**Selected extract**
— Begin —

#! /usr/bin/env perl

=head1 DESCRIPTION

This perl script creates database or tables for Cyclotis database.

=head1 INSTALLATION REQUIREMENTS

This is not a cgi/module : it must be run in command line (or integrated in another tool, such as the Web creation HTML interface and web services).
You can use it in any machine with Perl, DBI and DBD::Pg installed, even if the PostgreSQL server is installed elsewhere
(but in this case you must check that the PostgreSQL server gives creation rights to users connected via network sockets).

=head1 USAGE

The general format for the command line is C<perl dbcreator.pl [command] [database-name] [other parameters]>

=head2 MODES

First, you must decide in which mode the database will work.

The mode decides which field Postgres may add to every line in order to make the distinction between tables.

To do this, the best solution is to define CYCLOTIS_MODE environment variable. You can also give the mode as first parameter of dbcreator.pl, before command name. However, do not forget that this must be decided before you create the first table, and using dbcreator.pl on an already created database with a different mode may cause errors.

Existing modes:

=over 1

:inc by_void/TableCreator: "=head1 MODE by_void" "=item by_void" 
:inc by_id/noRules/TableCreator: "=head1 MODE by_id::noRules" "=item by_id::noRules" 
:inc by_id/withRules/TableCreator: "=head1 MODE by_id::withRules" "=item by_id::withRules" 
:inc by_path/noLangs/TableCreator: "=head1 MODE by_path::noLangs" "=item by_path:noLangs" 
:inc by_path/withLangs/TableCreator: "=head1 MODE by_path::withLangs" "=item by_path:withLangs" 
:inc by_code/TableCreator: "=head1 MODE by_code" "=item by_code" 
:inc by_code/theme/TableCreator: "=head1 MODE by_code::theme" "=item by_code::theme"

— End —

Saved entries:
— Begin —

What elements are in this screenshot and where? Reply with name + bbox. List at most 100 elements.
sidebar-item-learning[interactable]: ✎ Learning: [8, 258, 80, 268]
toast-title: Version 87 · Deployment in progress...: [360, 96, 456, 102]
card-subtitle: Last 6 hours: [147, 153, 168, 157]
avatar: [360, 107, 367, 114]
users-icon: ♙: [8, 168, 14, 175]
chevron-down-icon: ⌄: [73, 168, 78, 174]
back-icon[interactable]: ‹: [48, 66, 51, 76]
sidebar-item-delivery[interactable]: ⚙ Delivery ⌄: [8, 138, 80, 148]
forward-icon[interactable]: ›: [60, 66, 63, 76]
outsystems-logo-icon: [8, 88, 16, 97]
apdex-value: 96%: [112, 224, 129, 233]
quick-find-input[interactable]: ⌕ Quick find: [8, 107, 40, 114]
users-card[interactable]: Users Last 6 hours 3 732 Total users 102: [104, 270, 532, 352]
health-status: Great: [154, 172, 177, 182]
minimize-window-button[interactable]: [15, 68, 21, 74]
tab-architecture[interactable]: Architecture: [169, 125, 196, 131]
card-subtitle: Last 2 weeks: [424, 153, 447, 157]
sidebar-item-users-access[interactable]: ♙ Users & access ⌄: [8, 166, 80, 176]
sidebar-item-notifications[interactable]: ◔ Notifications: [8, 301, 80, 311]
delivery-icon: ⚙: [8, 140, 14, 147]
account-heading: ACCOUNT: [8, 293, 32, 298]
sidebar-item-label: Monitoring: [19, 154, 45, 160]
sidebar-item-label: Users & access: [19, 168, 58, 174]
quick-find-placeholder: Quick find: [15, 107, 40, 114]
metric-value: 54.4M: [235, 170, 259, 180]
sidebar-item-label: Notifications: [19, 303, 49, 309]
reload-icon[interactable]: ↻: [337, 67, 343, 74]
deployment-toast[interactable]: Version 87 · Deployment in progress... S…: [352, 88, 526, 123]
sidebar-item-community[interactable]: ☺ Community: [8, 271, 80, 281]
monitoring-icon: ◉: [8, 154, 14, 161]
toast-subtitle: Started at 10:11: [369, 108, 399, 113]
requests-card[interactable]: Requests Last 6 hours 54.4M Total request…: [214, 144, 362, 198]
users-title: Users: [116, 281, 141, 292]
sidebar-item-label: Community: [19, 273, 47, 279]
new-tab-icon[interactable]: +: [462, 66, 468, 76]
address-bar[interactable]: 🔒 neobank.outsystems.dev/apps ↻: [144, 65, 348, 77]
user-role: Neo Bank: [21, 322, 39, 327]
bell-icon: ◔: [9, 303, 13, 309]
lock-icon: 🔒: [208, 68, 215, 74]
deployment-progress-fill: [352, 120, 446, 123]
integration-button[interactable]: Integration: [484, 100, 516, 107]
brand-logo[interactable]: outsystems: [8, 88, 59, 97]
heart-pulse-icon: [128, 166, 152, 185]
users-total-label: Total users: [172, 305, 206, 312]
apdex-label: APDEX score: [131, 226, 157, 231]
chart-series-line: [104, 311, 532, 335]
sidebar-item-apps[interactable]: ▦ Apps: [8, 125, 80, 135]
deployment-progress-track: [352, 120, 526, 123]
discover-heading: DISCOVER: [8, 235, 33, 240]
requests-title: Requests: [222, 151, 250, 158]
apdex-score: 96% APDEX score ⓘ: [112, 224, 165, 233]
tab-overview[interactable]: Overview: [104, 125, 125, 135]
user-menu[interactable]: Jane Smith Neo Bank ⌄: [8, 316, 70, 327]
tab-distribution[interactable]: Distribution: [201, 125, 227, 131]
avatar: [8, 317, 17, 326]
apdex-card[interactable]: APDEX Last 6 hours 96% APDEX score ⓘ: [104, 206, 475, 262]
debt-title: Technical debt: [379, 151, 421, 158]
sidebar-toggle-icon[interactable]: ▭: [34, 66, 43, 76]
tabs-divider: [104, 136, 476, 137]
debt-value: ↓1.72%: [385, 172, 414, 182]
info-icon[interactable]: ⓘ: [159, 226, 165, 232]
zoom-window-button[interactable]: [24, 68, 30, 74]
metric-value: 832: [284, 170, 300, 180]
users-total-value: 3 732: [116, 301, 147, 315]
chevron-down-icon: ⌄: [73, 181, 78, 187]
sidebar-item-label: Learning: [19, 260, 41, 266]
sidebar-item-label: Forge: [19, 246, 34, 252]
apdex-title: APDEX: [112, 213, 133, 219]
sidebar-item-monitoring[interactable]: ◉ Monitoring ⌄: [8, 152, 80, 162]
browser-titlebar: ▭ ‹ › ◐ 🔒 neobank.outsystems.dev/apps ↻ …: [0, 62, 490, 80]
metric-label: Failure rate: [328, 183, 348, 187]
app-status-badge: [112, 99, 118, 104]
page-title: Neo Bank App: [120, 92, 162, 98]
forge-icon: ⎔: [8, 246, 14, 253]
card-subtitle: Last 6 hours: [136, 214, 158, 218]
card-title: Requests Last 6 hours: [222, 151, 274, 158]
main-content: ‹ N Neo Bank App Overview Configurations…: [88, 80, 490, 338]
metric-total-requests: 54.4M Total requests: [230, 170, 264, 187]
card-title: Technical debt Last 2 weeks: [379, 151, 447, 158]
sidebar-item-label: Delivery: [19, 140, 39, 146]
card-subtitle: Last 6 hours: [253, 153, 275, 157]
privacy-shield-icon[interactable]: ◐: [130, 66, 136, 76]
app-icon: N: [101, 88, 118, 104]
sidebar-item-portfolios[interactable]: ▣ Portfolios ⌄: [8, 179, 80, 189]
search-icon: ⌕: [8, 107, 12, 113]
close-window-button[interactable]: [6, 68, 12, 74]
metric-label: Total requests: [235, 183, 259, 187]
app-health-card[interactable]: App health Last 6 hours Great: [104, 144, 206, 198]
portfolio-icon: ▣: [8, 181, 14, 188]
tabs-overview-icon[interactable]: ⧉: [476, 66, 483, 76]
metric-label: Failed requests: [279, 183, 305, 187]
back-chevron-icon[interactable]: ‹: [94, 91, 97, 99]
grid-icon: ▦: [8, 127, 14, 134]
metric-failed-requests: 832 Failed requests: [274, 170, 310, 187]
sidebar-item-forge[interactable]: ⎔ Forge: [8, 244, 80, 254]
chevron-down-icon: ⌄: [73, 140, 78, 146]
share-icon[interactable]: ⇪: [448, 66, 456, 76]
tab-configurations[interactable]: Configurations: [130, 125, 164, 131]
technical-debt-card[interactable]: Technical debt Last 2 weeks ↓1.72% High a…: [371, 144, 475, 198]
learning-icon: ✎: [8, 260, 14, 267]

— End —

**Stated goal 1**
Answer these questions using the dbcreator.pl documentation:
(a) Besides Perl, what two things must be installed on a machine to run the script?
(b) What is described as the best way to set the mode?
(c) Which mode appears first in the list of existing modes?
**Stated goal 2**
Print the dbcreator.pl documentation between "You can use" and "distinction between tables.", inclusive.
**Stated goal 3**
Continue the dbcreator.pl documentation from where it stops.

**Task answer 1**
(a) DBI and DBD::Pg.
(b) Defining the CYCLOTIS_MODE environment variable.
(c) by_void.

**Task answer 2**
You can use it in any machine with Perl, DBI and DBD::Pg installed, even if the PostgreSQL server is installed elsewhere
(but in this case you must check that the PostgreSQL server gives creation rights to users connected via network sockets).

=head1 USAGE

The general format for the command line is C<perl dbcreator.pl [command] [database-name] [other parameters]>

=head2 MODES

First, you must decide in which mode the database will work.

The mode decides which field Postgres may add to every line in order to make the distinction between tables.

**Task answer 3**
:inc by_code/lang/TableCreator: "=head1 MODE by_code::lang" "=item by_code::lang" 

=back

:inc DbCreator: "=head2 Database name"

=head2 COMMANDS

=cut

my $command = shift || 'help';

=head3 perl dbcreator.pl help [command] 

Display help for given command using pod2txt

=cut
if ($command =~ /help/) {
   my $cmd = shift;
   
   if (! $cmd) {
		print STDERR << "EOF";
perl $0 <command> <parameters>

List of commands (type 'perl help <command-name> for details):	
EOF
		open (THIS, $0); my @modes;
		while (<THIS>) { push(@modes,$1) and print "\t$1\n" if /=item/ and m!:inc ([\w\/]+)/TableCreator!;  }
		close (THIS);
		print STDERR << "EOF";

Also available help pages:
	dbname			Detail of the syntax to specify database and parameters
	
Modes (to be selected via CYCLOTIS_MODE environment variable) (type help with given mode for details)
EOF
		while (my $m = shift @modes) { print STDERR "\t$m\n"; }
   } elsif ($cmd =~ /^dbname/) {
		require File::Basename; open (THIS, File::Basename::dirname($0) . "/DbCreator.pm"); open (CONV, "| pod2text"); my $st = 0;
		while (<THIS>) { 
			if (/^=head2 Database name/) { s/head2/head1/; $st = 1; }
			if ($st and /=cut/) { close(THIS); close(CONV); exit; }
			print CONV $_ if $st;
		}
   } elsif ($cmd =~ /^by/) {		
		require File::Basename; $cmd =~ s!::!/!g; open (THIS, File::Basename::dirname($0) . "/$cmd/TableCreator.pm"); open (CONV, "| pod2text"); 
		while (<THIS>) { 
			if (/=cut/) { close(THIS); close(CONV); exit; }
			print CONV $_;
		}
   } else {
		open (THIS, $0); open (CONV, "| pod2text"); my $st = 0;
		while (<THIS>) { 
			if (/=head3 perl dbcreator.pl ($cmd)\b/) { s/head3/head1/; $st = 1; }
			print CONV $_ if $st;
			if ($st and /=cut/) { close(THIS); close(CONV); exit; }
		}
   }
   exit;
}

require DbCreator;

=head3 perl dbcreator.pl create-db [database name]

Creates an empty database with only procedures loaded

=cut
if ($command =~ /create\W?db/) {
   DbCreator::createDatabase(@ARGV);
   exit;
}

require DBI;	# now, all commands (except create-db) require DBI.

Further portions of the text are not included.